[Stored items]
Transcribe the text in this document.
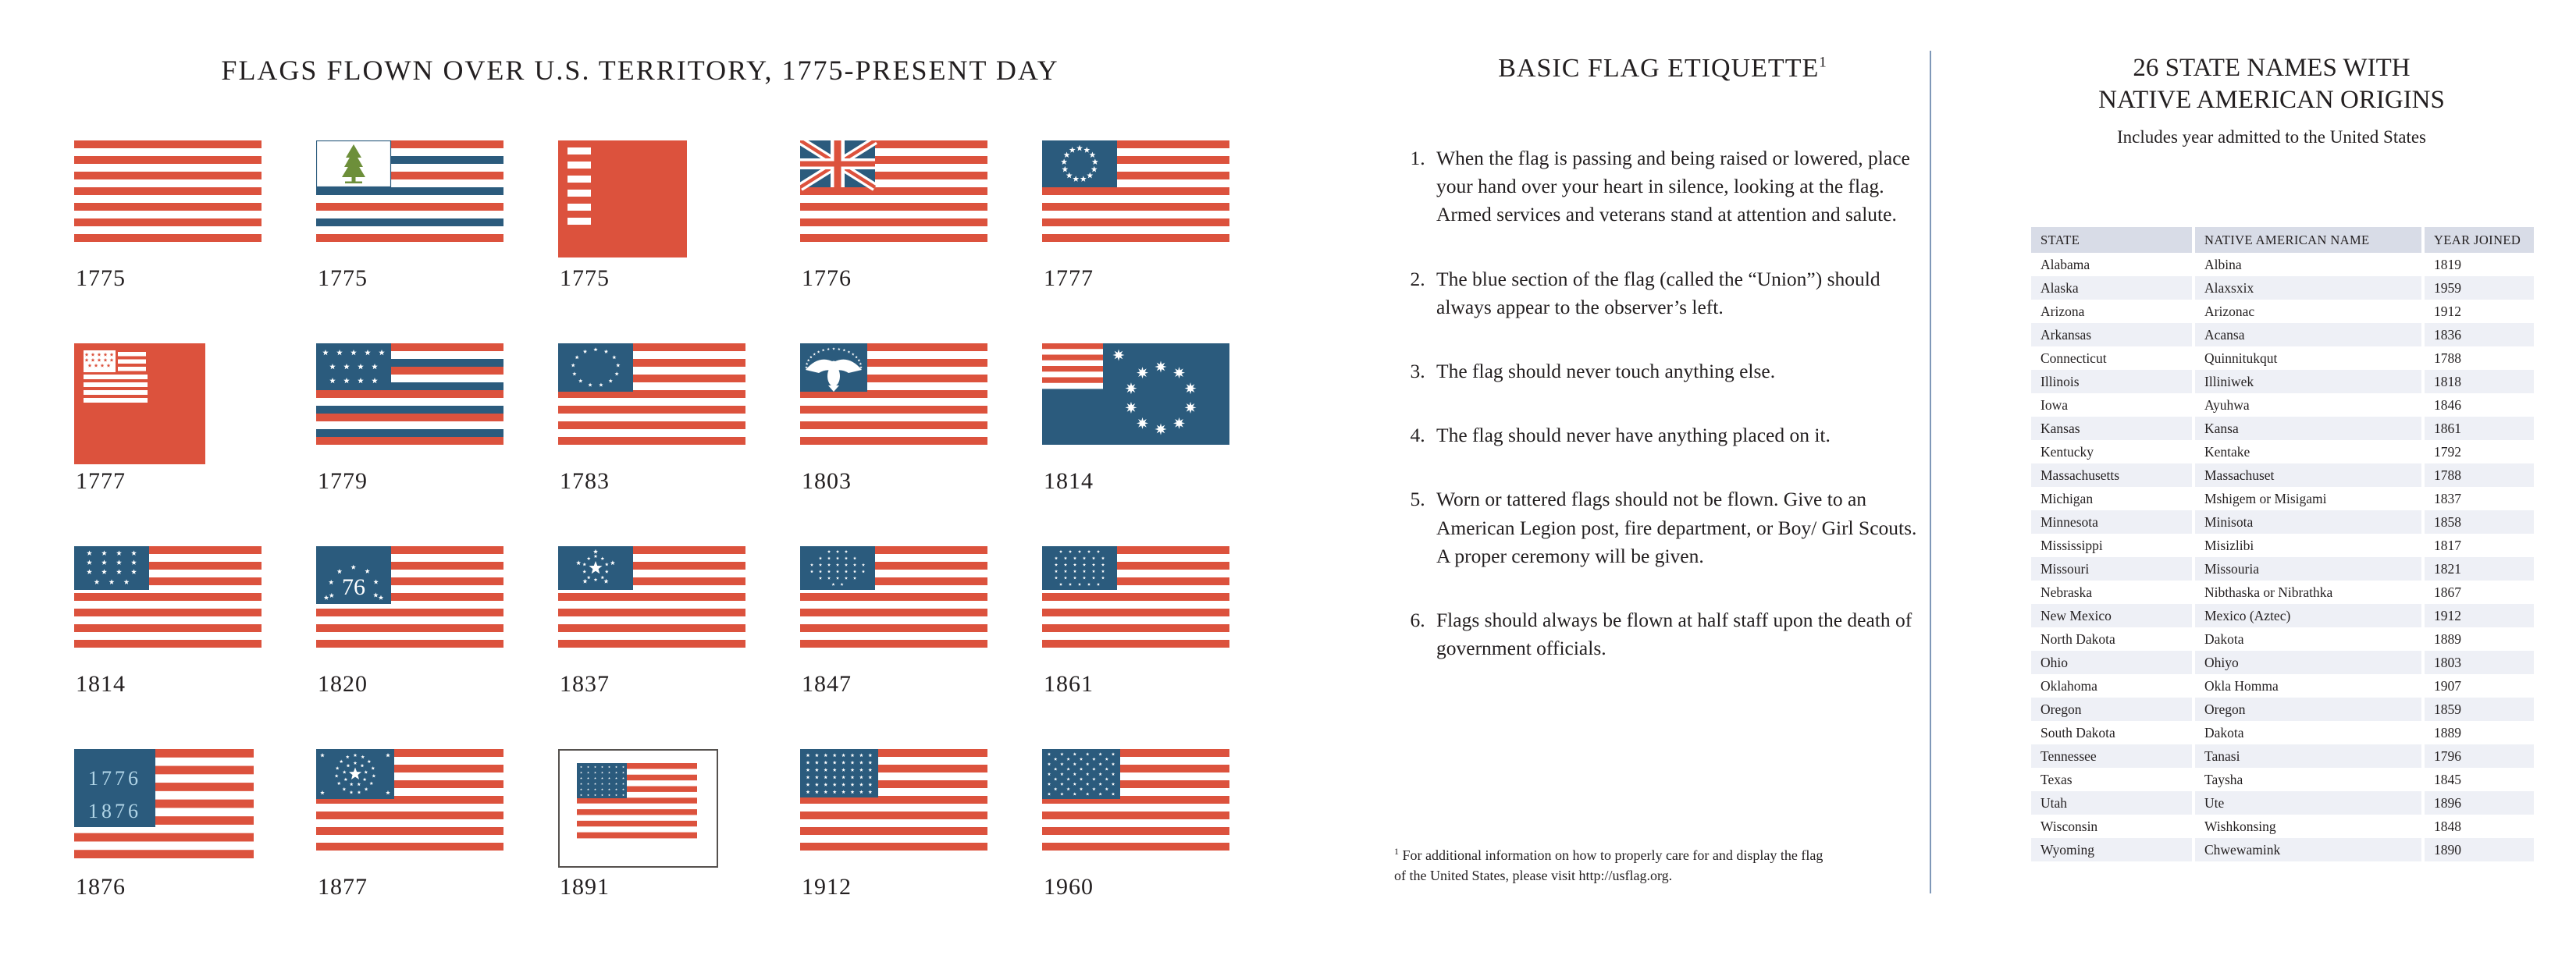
FLAGS FLOWN OVER U.S. TERRITORY, 1775-PRESENT DAY
1775	1775	1775	1776	1777
1777	1779	1783	1803	1814
1814
76
1820	1837	1847	1861
1776
1876
1876	1877	1891	1912	1960
BASIC FLAG ETIQUETTE$^1$
1. When the flag is passing and being raised or lowered, place your hand over your heart in silence, looking at the flag. Armed services and veterans stand at attention and salute.
2. The blue section of the flag (called the “Union”) should always appear to the observer’s left.
3. The flag should never touch anything else.
4. The flag should never have anything placed on it.
5. Worn or tattered flags should not be flown. Give to an American Legion post, fire department, or Boy/ Girl Scouts. A proper ceremony will be given.
6. Flags should always be flown at half staff upon the death of government officials.
$^1$ For additional information on how to properly care for and display the flag of the United States, please visit http://usflag.org.
26 STATE NAMES WITH
NATIVE AMERICAN ORIGINS
Includes year admitted to the United States
STATE	NATIVE AMERICAN NAME	YEAR JOINED
Alabama	Albina	1819
Alaska	Alaxsxix	1959
Arizona	Arizonac	1912
Arkansas	Acansa	1836
Connecticut	Quinnitukqut	1788
Illinois	Illiniwek	1818
Iowa	Ayuhwa	1846
Kansas	Kansa	1861
Kentucky	Kentake	1792
Massachusetts	Massachuset	1788
Michigan	Mshigem or Misigami	1837
Minnesota	Minisota	1858
Mississippi	Misizlibi	1817
Missouri	Missouria	1821
Nebraska	Nibthaska or Nibrathka	1867
New Mexico	Mexico (Aztec)	1912
North Dakota	Dakota	1889
Ohio	Ohiyo	1803
Oklahoma	Okla Homma	1907
Oregon	Oregon	1859
South Dakota	Dakota	1889
Tennessee	Tanasi	1796
Texas	Taysha	1845
Utah	Ute	1896
Wisconsin	Wishkonsing	1848
Wyoming	Chwewamink	1890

_Objective_
Go through the entries above and output them exactly, without pictures.

_Reply to the exercise_
Transcribe the text in this document.
FLAGS FLOWN OVER U.S. TERRITORY, 1775-PRESENT DAY
1775	1775	1775	1776	1777
1777	1779	1783	1803	1814
1814
76
1820	1837	1847	1861
1776
1876
1876	1877	1891	1912	1960
BASIC FLAG ETIQUETTE$^1$
1. When the flag is passing and being raised or lowered, place your hand over your heart in silence, looking at the flag. Armed services and veterans stand at attention and salute.
2. The blue section of the flag (called the “Union”) should always appear to the observer’s left.
3. The flag should never touch anything else.
4. The flag should never have anything placed on it.
5. Worn or tattered flags should not be flown. Give to an American Legion post, fire department, or Boy/ Girl Scouts. A proper ceremony will be given.
6. Flags should always be flown at half staff upon the death of government officials.
$^1$ For additional information on how to properly care for and display the flag of the United States, please visit http://usflag.org.
26 STATE NAMES WITH
NATIVE AMERICAN ORIGINS
Includes year admitted to the United States
STATE	NATIVE AMERICAN NAME	YEAR JOINED
Alabama	Albina	1819
Alaska	Alaxsxix	1959
Arizona	Arizonac	1912
Arkansas	Acansa	1836
Connecticut	Quinnitukqut	1788
Illinois	Illiniwek	1818
Iowa	Ayuhwa	1846
Kansas	Kansa	1861
Kentucky	Kentake	1792
Massachusetts	Massachuset	1788
Michigan	Mshigem or Misigami	1837
Minnesota	Minisota	1858
Mississippi	Misizlibi	1817
Missouri	Missouria	1821
Nebraska	Nibthaska or Nibrathka	1867
New Mexico	Mexico (Aztec)	1912
North Dakota	Dakota	1889
Ohio	Ohiyo	1803
Oklahoma	Okla Homma	1907
Oregon	Oregon	1859
South Dakota	Dakota	1889
Tennessee	Tanasi	1796
Texas	Taysha	1845
Utah	Ute	1896
Wisconsin	Wishkonsing	1848
Wyoming	Chwewamink	1890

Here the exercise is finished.